● DATA FOR THIS TASK

_ _ _ _ _

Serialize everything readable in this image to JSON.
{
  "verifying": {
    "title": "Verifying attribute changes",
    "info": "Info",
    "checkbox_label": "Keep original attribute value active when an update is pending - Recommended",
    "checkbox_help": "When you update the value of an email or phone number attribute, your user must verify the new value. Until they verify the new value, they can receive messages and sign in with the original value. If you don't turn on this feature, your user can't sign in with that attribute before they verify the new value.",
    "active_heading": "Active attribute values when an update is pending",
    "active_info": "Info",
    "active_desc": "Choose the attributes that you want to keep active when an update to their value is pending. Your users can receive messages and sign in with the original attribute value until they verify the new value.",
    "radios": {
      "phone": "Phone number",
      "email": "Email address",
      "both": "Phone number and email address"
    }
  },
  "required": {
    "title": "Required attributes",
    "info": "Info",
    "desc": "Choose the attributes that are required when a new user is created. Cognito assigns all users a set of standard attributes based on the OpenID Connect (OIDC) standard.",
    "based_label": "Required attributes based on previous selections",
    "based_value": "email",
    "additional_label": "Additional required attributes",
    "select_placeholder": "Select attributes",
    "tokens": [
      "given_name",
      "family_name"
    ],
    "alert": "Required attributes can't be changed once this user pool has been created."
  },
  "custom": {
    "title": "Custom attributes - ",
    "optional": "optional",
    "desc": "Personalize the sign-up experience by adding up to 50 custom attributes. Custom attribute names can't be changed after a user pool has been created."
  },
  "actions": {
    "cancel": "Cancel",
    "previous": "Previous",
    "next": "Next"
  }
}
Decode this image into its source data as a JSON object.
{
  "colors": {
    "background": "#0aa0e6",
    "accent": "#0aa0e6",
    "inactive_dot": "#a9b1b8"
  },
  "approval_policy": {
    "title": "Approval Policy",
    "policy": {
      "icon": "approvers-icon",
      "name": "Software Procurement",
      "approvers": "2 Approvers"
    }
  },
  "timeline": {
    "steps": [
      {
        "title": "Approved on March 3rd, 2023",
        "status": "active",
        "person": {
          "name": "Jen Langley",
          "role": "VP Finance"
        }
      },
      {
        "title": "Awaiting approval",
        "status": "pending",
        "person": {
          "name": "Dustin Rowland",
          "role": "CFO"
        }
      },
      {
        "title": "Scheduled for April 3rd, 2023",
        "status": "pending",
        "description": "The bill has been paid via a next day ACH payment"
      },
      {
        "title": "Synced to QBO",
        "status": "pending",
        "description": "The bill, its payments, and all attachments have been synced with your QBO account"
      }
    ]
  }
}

_ _ _ _ _

Reproduce all the data word for word.

● SOLUTION BELOW
Serialize everything readable in this image to JSON.
{
  "verifying": {
    "title": "Verifying attribute changes",
    "info": "Info",
    "checkbox_label": "Keep original attribute value active when an update is pending - Recommended",
    "checkbox_help": "When you update the value of an email or phone number attribute, your user must verify the new value. Until they verify the new value, they can receive messages and sign in with the original value. If you don't turn on this feature, your user can't sign in with that attribute before they verify the new value.",
    "active_heading": "Active attribute values when an update is pending",
    "active_info": "Info",
    "active_desc": "Choose the attributes that you want to keep active when an update to their value is pending. Your users can receive messages and sign in with the original attribute value until they verify the new value.",
    "radios": {
      "phone": "Phone number",
      "email": "Email address",
      "both": "Phone number and email address"
    }
  },
  "required": {
    "title": "Required attributes",
    "info": "Info",
    "desc": "Choose the attributes that are required when a new user is created. Cognito assigns all users a set of standard attributes based on the OpenID Connect (OIDC) standard.",
    "based_label": "Required attributes based on previous selections",
    "based_value": "email",
    "additional_label": "Additional required attributes",
    "select_placeholder": "Select attributes",
    "tokens": [
      "given_name",
      "family_name"
    ],
    "alert": "Required attributes can't be changed once this user pool has been created."
  },
  "custom": {
    "title": "Custom attributes - ",
    "optional": "optional",
    "desc": "Personalize the sign-up experience by adding up to 50 custom attributes. Custom attribute names can't be changed after a user pool has been created."
  },
  "actions": {
    "cancel": "Cancel",
    "previous": "Previous",
    "next": "Next"
  }
}
Decode this image into its source data as a JSON object.
{
  "colors": {
    "background": "#0aa0e6",
    "accent": "#0aa0e6",
    "inactive_dot": "#a9b1b8"
  },
  "approval_policy": {
    "title": "Approval Policy",
    "policy": {
      "icon": "approvers-icon",
      "name": "Software Procurement",
      "approvers": "2 Approvers"
    }
  },
  "timeline": {
    "steps": [
      {
        "title": "Approved on March 3rd, 2023",
        "status": "active",
        "person": {
          "name": "Jen Langley",
          "role": "VP Finance"
        }
      },
      {
        "title": "Awaiting approval",
        "status": "pending",
        "person": {
          "name": "Dustin Rowland",
          "role": "CFO"
        }
      },
      {
        "title": "Scheduled for April 3rd, 2023",
        "status": "pending",
        "description": "The bill has been paid via a next day ACH payment"
      },
      {
        "title": "Synced to QBO",
        "status": "pending",
        "description": "The bill, its payments, and all attachments have been synced with your QBO account"
      }
    ]
  }
}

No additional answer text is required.